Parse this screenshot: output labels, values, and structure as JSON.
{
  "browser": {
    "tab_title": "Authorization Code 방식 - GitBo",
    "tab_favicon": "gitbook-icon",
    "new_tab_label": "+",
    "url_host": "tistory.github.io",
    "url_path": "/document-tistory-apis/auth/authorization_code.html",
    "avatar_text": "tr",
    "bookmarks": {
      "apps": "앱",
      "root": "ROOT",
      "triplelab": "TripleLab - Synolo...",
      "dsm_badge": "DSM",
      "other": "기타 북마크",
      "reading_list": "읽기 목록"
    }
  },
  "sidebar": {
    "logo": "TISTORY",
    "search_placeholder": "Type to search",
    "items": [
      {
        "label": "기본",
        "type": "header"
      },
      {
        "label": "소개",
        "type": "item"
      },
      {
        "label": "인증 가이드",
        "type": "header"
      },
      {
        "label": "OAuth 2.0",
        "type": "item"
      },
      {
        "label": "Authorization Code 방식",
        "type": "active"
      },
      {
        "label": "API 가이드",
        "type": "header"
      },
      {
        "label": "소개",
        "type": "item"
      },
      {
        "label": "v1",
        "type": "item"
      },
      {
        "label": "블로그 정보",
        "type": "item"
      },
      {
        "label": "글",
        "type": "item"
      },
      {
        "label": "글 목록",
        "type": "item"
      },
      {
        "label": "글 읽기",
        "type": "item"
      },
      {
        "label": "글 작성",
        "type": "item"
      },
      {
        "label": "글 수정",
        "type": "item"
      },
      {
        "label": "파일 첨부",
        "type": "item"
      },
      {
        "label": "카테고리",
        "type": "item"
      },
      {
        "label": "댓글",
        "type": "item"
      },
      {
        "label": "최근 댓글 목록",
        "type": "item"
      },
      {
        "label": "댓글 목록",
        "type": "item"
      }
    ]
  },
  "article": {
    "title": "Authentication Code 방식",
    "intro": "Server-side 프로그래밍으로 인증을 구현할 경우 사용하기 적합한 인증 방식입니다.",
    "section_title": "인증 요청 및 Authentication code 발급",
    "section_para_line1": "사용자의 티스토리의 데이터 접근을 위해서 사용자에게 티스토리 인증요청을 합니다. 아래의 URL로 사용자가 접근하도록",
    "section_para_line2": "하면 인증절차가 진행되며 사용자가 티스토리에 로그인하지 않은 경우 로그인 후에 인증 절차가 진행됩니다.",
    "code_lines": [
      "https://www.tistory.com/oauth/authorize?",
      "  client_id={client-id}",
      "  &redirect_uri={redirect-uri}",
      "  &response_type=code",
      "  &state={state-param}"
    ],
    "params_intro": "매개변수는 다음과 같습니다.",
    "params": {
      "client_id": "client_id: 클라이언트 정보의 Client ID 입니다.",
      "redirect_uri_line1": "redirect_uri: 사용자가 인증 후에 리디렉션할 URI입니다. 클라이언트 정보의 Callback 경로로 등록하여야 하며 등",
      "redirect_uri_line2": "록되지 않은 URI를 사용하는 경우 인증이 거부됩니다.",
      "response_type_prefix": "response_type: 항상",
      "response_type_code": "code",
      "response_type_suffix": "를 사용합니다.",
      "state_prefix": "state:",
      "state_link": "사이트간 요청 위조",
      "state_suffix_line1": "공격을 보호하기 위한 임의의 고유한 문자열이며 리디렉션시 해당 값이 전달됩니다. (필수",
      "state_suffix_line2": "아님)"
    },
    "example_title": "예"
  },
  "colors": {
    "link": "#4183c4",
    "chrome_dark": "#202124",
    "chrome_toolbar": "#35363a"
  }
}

### OBJECTIVE
Your task is to transcribe the material exactly.

### COMPLETED EXERCISE
Parse this screenshot: output labels, values, and structure as JSON.
{
  "browser": {
    "tab_title": "Authorization Code 방식 - GitBo",
    "tab_favicon": "gitbook-icon",
    "new_tab_label": "+",
    "url_host": "tistory.github.io",
    "url_path": "/document-tistory-apis/auth/authorization_code.html",
    "avatar_text": "tr",
    "bookmarks": {
      "apps": "앱",
      "root": "ROOT",
      "triplelab": "TripleLab - Synolo...",
      "dsm_badge": "DSM",
      "other": "기타 북마크",
      "reading_list": "읽기 목록"
    }
  },
  "sidebar": {
    "logo": "TISTORY",
    "search_placeholder": "Type to search",
    "items": [
      {
        "label": "기본",
        "type": "header"
      },
      {
        "label": "소개",
        "type": "item"
      },
      {
        "label": "인증 가이드",
        "type": "header"
      },
      {
        "label": "OAuth 2.0",
        "type": "item"
      },
      {
        "label": "Authorization Code 방식",
        "type": "active"
      },
      {
        "label": "API 가이드",
        "type": "header"
      },
      {
        "label": "소개",
        "type": "item"
      },
      {
        "label": "v1",
        "type": "item"
      },
      {
        "label": "블로그 정보",
        "type": "item"
      },
      {
        "label": "글",
        "type": "item"
      },
      {
        "label": "글 목록",
        "type": "item"
      },
      {
        "label": "글 읽기",
        "type": "item"
      },
      {
        "label": "글 작성",
        "type": "item"
      },
      {
        "label": "글 수정",
        "type": "item"
      },
      {
        "label": "파일 첨부",
        "type": "item"
      },
      {
        "label": "카테고리",
        "type": "item"
      },
      {
        "label": "댓글",
        "type": "item"
      },
      {
        "label": "최근 댓글 목록",
        "type": "item"
      },
      {
        "label": "댓글 목록",
        "type": "item"
      }
    ]
  },
  "article": {
    "title": "Authentication Code 방식",
    "intro": "Server-side 프로그래밍으로 인증을 구현할 경우 사용하기 적합한 인증 방식입니다.",
    "section_title": "인증 요청 및 Authentication code 발급",
    "section_para_line1": "사용자의 티스토리의 데이터 접근을 위해서 사용자에게 티스토리 인증요청을 합니다. 아래의 URL로 사용자가 접근하도록",
    "section_para_line2": "하면 인증절차가 진행되며 사용자가 티스토리에 로그인하지 않은 경우 로그인 후에 인증 절차가 진행됩니다.",
    "code_lines": [
      "https://www.tistory.com/oauth/authorize?",
      "  client_id={client-id}",
      "  &redirect_uri={redirect-uri}",
      "  &response_type=code",
      "  &state={state-param}"
    ],
    "params_intro": "매개변수는 다음과 같습니다.",
    "params": {
      "client_id": "client_id: 클라이언트 정보의 Client ID 입니다.",
      "redirect_uri_line1": "redirect_uri: 사용자가 인증 후에 리디렉션할 URI입니다. 클라이언트 정보의 Callback 경로로 등록하여야 하며 등",
      "redirect_uri_line2": "록되지 않은 URI를 사용하는 경우 인증이 거부됩니다.",
      "response_type_prefix": "response_type: 항상",
      "response_type_code": "code",
      "response_type_suffix": "를 사용합니다.",
      "state_prefix": "state:",
      "state_link": "사이트간 요청 위조",
      "state_suffix_line1": "공격을 보호하기 위한 임의의 고유한 문자열이며 리디렉션시 해당 값이 전달됩니다. (필수",
      "state_suffix_line2": "아님)"
    },
    "example_title": "예"
  },
  "colors": {
    "link": "#4183c4",
    "chrome_dark": "#202124",
    "chrome_toolbar": "#35363a"
  }
}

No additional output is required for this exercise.